→ Source document:
..........

The reviews published by Dijkstra et al. [29] and DeBock et al. [30] discuss several sources of variation that needs to be addressed. An essential aspect of a new laboratory test with possible diagnostic and therapeutic implications is the variation sources in all steps of the analysis [31]. These include: 1. Pre-analytical (a. each time getting the same samples, by using the same biopsy device; b. taking two samples from the same patient and put them in two different RPMI tubes; c. standardize the incubation conditions and time); 2. Analytical part (a. binding and cleanup on the SELDI-chip; b. reproducibility of the SELDI-TOF measurement of the same sample; c. take two samples from the same RPMI sample and test the reproducibility); 3. Post-analytical (a. peak processing and clustering; b. data analysis).

As to sampling device, we always used the same biopsy forceps. The samples were all taken by the same experienced gynaecologist. We also analyzed two nearby samples from 5 consecutive patients and compared the results. Two neighbouring biopsy samples in the cervix from the same patient also gave comparable results. We standardized the incubation conditions (RPMI, 4oC) and time (24 h).

As to the analytical part, all the technical aspects of the Seldi chip were standardized as described. We also tested the reproducibility of the same samples (see Fig. 3). Moreover, two different technicians analyzed the same samples, with the same results.

..........

→ Given records:
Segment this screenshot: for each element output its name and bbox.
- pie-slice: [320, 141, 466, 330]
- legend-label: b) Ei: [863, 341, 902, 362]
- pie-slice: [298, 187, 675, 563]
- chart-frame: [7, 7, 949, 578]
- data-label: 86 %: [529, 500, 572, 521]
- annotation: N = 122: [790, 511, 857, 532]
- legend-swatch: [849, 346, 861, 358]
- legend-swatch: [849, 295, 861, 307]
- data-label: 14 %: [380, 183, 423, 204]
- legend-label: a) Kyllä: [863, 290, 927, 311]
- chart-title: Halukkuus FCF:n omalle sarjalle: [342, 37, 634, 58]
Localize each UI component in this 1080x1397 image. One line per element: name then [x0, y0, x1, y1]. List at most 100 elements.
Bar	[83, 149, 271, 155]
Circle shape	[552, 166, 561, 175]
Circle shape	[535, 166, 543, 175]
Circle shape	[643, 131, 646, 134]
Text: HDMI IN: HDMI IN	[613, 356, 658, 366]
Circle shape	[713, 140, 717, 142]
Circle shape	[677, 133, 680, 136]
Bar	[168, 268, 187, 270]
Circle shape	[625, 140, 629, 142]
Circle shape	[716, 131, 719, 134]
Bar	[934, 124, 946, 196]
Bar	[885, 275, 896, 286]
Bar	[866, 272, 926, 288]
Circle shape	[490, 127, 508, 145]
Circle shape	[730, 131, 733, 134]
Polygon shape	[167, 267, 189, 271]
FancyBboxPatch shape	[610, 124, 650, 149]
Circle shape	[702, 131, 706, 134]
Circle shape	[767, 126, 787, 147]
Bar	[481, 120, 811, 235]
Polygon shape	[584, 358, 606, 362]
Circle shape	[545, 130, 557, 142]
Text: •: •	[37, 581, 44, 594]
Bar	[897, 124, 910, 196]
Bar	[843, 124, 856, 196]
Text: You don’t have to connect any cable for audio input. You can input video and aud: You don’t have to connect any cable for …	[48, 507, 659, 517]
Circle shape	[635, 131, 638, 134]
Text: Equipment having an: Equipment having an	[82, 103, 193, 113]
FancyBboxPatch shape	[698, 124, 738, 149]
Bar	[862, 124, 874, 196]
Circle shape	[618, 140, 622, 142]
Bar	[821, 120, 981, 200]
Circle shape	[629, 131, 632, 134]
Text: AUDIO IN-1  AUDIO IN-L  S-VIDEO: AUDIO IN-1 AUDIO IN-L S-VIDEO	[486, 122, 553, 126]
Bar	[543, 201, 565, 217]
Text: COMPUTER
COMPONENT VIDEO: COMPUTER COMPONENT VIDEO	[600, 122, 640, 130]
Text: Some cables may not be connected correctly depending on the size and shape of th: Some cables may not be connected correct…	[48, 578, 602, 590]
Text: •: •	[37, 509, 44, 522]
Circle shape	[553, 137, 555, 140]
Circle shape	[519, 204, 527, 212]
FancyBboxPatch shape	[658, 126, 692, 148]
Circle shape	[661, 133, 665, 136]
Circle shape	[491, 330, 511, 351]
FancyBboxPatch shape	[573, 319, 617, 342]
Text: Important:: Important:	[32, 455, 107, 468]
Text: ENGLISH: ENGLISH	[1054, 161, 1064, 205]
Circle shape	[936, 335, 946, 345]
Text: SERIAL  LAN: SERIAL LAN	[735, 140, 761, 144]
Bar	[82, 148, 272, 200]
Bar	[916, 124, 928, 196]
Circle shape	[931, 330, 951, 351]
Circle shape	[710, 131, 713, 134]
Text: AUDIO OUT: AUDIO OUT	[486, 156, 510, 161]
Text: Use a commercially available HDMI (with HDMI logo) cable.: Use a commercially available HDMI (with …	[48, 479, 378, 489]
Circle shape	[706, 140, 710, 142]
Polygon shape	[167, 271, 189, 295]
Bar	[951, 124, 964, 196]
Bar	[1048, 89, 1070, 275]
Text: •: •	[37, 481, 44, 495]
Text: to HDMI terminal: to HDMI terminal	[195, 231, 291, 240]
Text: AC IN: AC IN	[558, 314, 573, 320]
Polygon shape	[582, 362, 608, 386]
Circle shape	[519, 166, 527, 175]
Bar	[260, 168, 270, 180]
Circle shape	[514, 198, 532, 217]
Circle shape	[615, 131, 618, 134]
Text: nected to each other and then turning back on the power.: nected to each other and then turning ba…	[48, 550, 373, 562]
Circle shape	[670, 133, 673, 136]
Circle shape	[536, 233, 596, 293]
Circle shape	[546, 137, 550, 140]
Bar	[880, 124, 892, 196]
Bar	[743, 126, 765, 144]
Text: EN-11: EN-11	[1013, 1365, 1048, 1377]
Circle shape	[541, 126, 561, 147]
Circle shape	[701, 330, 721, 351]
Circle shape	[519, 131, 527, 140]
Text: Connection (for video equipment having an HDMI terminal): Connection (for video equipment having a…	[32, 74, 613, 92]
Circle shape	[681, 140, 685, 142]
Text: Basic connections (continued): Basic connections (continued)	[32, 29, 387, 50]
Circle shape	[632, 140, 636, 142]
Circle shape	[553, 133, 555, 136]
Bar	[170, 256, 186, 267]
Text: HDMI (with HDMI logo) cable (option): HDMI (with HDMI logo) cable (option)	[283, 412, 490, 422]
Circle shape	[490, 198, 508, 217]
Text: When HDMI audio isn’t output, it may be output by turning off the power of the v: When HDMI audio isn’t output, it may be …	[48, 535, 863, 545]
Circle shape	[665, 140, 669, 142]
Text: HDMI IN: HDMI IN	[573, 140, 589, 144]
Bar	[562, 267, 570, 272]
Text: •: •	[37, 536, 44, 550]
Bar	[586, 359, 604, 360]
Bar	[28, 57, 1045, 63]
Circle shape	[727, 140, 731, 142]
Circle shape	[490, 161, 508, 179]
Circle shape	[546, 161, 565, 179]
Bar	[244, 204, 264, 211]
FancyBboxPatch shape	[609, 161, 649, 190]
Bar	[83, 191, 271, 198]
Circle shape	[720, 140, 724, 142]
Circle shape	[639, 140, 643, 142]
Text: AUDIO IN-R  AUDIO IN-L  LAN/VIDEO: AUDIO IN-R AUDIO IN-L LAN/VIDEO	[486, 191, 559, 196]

..........

Answer these questions about the text on sources of variation:
(a) Which two reviews discuss sources of variation that need to be addressed?
(b) What incubation conditions and time were standardized?
(c) How many technicians analyzed the same samples, and with what result?
The material comes from a different source than the text.

→ Problem solution:
(a) The reviews by Dijkstra et al. and DeBock et al.
(b) RPMI at 4oC for 24 h.
(c) Two technicians, and they got the same results.